SUPPLIED DATA.
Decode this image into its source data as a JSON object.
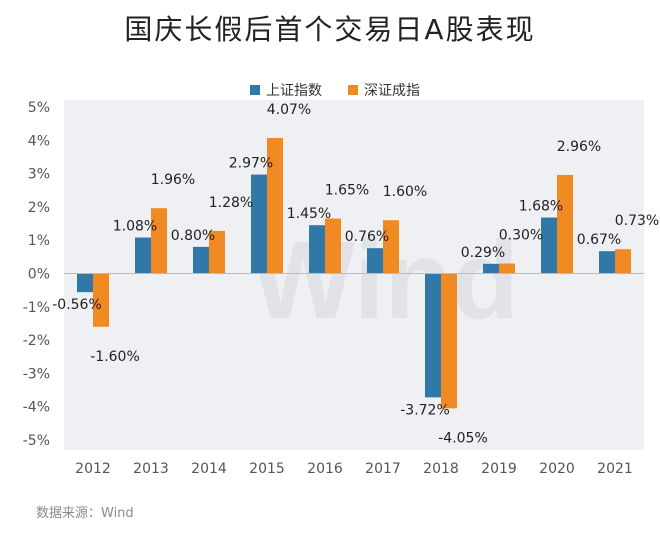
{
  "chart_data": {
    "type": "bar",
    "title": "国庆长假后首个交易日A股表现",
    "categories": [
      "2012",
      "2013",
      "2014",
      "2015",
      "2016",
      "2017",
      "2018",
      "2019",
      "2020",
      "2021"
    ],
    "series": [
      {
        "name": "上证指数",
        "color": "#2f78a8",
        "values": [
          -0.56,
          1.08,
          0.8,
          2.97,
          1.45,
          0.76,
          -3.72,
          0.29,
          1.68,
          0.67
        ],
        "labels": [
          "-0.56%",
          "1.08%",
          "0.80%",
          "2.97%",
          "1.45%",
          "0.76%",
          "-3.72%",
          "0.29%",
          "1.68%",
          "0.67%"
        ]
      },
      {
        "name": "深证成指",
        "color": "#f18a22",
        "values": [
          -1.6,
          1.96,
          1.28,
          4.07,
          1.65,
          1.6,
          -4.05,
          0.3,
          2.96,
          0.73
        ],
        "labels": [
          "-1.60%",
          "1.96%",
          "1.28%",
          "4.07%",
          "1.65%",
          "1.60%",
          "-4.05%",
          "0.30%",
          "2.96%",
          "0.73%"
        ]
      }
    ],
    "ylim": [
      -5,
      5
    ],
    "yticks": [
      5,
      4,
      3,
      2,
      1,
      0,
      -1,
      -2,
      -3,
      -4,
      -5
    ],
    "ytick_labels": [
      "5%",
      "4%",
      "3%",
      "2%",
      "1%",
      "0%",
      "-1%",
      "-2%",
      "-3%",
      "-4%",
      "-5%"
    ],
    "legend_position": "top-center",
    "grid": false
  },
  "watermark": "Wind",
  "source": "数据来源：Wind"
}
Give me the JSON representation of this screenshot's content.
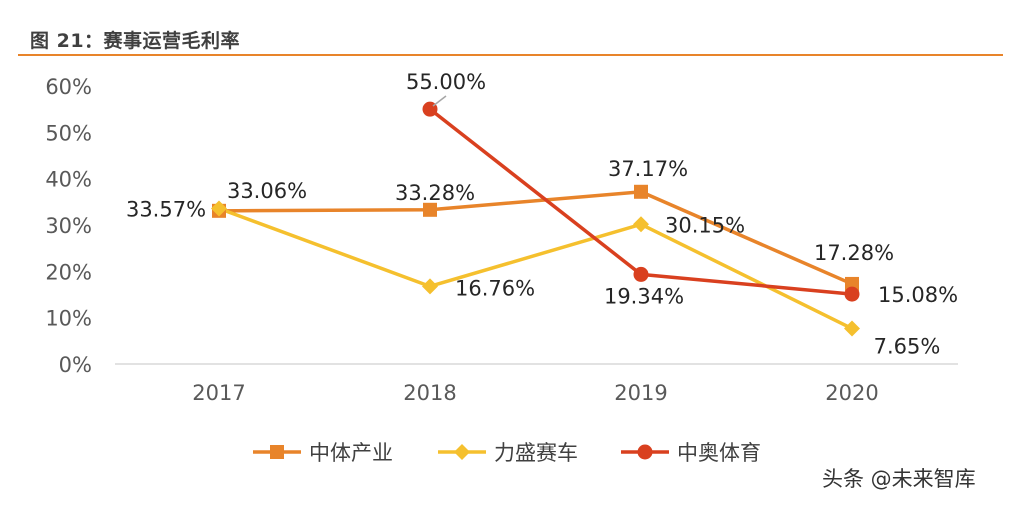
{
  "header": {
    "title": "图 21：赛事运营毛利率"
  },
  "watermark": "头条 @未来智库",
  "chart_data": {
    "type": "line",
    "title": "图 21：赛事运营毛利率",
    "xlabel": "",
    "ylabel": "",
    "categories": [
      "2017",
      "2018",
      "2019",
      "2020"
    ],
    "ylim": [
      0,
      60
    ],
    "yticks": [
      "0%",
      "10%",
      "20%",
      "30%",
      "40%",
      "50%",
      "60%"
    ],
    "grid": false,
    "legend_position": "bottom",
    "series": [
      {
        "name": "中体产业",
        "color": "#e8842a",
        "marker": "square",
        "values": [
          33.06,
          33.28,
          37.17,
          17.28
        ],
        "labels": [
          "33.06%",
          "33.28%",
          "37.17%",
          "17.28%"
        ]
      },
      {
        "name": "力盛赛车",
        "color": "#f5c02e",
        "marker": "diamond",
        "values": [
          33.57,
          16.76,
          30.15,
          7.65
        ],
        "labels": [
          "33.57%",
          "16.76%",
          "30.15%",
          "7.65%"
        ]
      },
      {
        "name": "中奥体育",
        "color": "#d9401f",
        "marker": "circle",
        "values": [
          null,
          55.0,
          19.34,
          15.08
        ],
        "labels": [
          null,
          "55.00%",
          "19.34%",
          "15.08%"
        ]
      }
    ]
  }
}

CHALLENGE.
Report the number of lines above that contain the word "this", and only that number.

COMPLETED TASK.
2